Start of RECORDS PROVIDED

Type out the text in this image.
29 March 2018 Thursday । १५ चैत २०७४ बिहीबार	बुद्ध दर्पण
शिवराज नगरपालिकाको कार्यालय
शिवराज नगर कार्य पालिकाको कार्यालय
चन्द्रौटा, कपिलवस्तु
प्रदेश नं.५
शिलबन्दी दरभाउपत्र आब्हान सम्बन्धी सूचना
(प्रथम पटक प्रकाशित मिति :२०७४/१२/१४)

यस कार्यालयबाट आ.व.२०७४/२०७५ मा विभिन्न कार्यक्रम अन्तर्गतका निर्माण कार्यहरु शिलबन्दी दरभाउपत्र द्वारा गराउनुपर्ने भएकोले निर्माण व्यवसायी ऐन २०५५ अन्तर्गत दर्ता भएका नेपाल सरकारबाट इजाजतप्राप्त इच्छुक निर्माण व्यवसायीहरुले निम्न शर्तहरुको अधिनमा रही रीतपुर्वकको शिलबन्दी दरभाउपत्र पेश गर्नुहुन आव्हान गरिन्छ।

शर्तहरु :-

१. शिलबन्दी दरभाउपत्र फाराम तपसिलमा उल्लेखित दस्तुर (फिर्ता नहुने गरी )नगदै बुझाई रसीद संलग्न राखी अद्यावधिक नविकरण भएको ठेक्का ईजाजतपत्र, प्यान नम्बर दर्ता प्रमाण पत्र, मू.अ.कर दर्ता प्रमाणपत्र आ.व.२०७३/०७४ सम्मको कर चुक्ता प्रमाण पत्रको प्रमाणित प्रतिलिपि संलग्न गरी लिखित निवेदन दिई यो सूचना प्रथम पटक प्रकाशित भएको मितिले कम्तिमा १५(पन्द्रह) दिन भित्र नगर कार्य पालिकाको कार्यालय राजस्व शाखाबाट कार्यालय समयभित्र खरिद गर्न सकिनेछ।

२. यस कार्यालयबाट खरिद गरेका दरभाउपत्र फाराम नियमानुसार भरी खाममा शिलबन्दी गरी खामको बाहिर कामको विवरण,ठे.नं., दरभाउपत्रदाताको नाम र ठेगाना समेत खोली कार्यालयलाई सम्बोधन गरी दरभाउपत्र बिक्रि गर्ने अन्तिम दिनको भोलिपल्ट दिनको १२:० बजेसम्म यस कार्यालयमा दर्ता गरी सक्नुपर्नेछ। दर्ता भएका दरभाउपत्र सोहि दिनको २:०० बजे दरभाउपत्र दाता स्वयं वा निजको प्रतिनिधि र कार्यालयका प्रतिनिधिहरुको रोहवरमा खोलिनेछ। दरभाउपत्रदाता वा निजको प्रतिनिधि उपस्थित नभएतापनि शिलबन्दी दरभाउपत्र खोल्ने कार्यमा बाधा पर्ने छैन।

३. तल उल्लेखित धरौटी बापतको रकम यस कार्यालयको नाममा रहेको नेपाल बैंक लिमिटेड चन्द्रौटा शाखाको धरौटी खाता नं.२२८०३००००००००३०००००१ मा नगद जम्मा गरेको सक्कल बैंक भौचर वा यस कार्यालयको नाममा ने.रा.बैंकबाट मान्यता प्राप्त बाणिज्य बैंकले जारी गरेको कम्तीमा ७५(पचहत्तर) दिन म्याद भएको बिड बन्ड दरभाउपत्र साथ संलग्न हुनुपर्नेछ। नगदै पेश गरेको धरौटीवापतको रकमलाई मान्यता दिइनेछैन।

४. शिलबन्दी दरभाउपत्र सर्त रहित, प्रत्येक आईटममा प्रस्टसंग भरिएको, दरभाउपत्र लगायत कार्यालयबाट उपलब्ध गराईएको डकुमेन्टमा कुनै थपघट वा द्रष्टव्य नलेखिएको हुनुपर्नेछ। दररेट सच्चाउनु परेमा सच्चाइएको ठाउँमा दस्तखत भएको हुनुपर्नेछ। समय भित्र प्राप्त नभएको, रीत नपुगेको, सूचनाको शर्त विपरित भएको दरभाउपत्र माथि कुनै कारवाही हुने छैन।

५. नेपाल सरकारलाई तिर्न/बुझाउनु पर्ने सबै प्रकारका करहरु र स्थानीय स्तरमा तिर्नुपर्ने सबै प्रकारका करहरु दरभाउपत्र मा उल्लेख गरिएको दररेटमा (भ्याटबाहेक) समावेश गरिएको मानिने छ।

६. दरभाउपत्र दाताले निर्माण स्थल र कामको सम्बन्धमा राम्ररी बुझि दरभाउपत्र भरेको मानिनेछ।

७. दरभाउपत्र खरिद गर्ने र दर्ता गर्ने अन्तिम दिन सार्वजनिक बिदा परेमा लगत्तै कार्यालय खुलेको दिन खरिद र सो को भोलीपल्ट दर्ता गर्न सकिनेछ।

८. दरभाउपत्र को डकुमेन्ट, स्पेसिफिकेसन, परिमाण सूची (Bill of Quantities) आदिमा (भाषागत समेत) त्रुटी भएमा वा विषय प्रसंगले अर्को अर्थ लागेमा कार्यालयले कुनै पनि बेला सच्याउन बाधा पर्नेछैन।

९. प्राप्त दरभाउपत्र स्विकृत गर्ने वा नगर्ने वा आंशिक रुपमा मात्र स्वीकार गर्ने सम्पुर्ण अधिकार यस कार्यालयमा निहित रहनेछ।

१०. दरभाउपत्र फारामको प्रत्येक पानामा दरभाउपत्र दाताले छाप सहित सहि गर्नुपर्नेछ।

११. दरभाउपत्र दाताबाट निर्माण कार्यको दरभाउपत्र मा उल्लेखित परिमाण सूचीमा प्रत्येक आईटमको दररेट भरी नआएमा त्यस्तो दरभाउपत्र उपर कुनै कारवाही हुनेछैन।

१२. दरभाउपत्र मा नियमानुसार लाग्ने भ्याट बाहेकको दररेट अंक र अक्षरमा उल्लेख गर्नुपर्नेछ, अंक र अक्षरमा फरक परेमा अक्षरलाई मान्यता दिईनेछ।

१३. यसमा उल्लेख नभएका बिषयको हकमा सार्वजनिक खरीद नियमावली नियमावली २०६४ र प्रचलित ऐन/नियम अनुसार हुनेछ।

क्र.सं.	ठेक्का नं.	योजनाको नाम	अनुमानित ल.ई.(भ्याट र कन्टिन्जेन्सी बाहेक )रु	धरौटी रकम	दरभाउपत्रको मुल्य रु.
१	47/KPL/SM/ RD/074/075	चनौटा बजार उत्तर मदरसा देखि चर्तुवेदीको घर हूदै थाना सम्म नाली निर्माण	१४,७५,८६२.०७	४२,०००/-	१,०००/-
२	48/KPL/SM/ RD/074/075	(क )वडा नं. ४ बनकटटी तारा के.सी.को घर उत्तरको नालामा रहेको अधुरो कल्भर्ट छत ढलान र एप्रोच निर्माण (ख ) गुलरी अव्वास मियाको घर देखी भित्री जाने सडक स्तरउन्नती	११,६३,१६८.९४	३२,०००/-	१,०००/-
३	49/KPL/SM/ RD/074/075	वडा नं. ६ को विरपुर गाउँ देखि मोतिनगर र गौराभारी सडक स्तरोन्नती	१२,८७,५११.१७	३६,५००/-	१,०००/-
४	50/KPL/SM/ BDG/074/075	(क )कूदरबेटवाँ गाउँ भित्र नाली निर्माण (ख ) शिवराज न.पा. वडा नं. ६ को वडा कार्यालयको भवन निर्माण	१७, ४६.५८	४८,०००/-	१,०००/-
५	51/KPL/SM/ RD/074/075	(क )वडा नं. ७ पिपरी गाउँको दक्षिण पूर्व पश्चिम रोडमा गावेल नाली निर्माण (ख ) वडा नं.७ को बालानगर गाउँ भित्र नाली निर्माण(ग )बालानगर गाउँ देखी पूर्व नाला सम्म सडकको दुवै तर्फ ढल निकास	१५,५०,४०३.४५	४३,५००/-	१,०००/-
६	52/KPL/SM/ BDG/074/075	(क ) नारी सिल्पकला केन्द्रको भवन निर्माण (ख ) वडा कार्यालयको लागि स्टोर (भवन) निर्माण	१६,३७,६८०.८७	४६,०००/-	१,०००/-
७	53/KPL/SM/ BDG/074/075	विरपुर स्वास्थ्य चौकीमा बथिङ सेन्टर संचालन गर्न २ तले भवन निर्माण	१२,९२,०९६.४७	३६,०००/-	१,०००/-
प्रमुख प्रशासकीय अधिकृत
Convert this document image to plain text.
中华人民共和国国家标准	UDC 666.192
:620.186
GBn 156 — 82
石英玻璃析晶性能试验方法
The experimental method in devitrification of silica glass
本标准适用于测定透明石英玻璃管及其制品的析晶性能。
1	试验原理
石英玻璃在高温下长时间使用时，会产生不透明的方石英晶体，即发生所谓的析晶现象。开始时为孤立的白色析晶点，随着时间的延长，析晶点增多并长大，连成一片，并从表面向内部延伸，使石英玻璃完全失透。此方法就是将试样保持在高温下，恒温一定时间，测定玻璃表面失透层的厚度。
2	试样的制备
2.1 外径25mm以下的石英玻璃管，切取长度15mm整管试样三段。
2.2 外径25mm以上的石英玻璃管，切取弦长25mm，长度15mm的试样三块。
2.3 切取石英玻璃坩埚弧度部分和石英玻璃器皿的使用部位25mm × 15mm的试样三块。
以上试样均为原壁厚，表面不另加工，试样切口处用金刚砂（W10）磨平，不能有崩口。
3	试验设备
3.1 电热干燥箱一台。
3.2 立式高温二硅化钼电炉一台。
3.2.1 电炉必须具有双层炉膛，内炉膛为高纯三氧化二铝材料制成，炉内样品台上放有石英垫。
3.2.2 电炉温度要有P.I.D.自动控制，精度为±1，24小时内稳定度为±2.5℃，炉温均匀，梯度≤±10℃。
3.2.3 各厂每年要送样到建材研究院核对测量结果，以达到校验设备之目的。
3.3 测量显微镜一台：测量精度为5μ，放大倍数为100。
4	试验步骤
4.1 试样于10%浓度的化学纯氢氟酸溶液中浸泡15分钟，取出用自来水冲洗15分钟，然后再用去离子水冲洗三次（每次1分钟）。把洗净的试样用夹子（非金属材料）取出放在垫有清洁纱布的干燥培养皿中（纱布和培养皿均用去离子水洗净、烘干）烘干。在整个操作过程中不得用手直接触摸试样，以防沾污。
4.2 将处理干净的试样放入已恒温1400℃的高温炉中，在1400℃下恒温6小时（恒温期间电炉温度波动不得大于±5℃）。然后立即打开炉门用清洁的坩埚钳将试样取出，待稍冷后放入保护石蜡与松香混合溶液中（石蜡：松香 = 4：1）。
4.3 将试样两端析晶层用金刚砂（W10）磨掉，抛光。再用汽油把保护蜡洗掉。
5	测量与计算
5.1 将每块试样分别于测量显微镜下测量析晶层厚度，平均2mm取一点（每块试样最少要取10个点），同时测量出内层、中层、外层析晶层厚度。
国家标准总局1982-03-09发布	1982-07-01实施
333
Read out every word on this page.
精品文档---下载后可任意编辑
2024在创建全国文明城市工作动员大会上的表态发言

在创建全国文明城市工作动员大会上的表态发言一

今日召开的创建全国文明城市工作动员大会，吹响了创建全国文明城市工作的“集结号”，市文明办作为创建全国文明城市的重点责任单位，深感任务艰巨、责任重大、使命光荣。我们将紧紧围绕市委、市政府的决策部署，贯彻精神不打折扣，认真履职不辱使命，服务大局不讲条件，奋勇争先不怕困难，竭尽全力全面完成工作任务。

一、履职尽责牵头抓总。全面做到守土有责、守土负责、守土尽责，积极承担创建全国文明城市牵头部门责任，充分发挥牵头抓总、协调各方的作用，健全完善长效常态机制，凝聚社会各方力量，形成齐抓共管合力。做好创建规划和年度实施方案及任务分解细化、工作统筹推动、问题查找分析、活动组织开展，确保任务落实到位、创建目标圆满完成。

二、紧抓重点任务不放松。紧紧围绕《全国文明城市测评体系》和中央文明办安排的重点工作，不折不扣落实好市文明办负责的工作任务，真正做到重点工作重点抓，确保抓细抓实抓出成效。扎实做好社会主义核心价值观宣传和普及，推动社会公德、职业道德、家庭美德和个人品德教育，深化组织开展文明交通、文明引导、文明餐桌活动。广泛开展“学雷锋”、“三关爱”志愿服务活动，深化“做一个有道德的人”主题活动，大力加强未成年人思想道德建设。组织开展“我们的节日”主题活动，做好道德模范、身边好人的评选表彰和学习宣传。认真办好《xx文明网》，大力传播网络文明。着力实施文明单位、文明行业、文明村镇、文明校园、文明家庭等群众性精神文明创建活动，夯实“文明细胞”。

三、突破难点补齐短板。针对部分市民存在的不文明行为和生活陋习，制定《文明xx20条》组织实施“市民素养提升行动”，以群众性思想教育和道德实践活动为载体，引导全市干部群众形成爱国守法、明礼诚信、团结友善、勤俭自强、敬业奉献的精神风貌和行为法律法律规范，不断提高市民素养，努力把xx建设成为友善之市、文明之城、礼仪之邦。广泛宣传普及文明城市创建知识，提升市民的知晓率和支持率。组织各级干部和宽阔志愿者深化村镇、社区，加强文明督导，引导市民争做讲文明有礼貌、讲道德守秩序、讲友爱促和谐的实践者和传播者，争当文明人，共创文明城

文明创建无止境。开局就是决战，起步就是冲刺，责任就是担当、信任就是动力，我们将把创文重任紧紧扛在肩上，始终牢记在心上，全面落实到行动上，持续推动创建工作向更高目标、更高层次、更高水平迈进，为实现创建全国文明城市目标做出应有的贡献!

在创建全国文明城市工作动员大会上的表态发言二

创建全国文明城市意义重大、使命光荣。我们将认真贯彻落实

End of RECORDS PROVIDED

#### [WHAT THIS TASK INVOLVES]
Find each line with the string "image" and copy it out.

#### [TASK ANSWER]
Type out the text in this image.
Convert this document image to plain text.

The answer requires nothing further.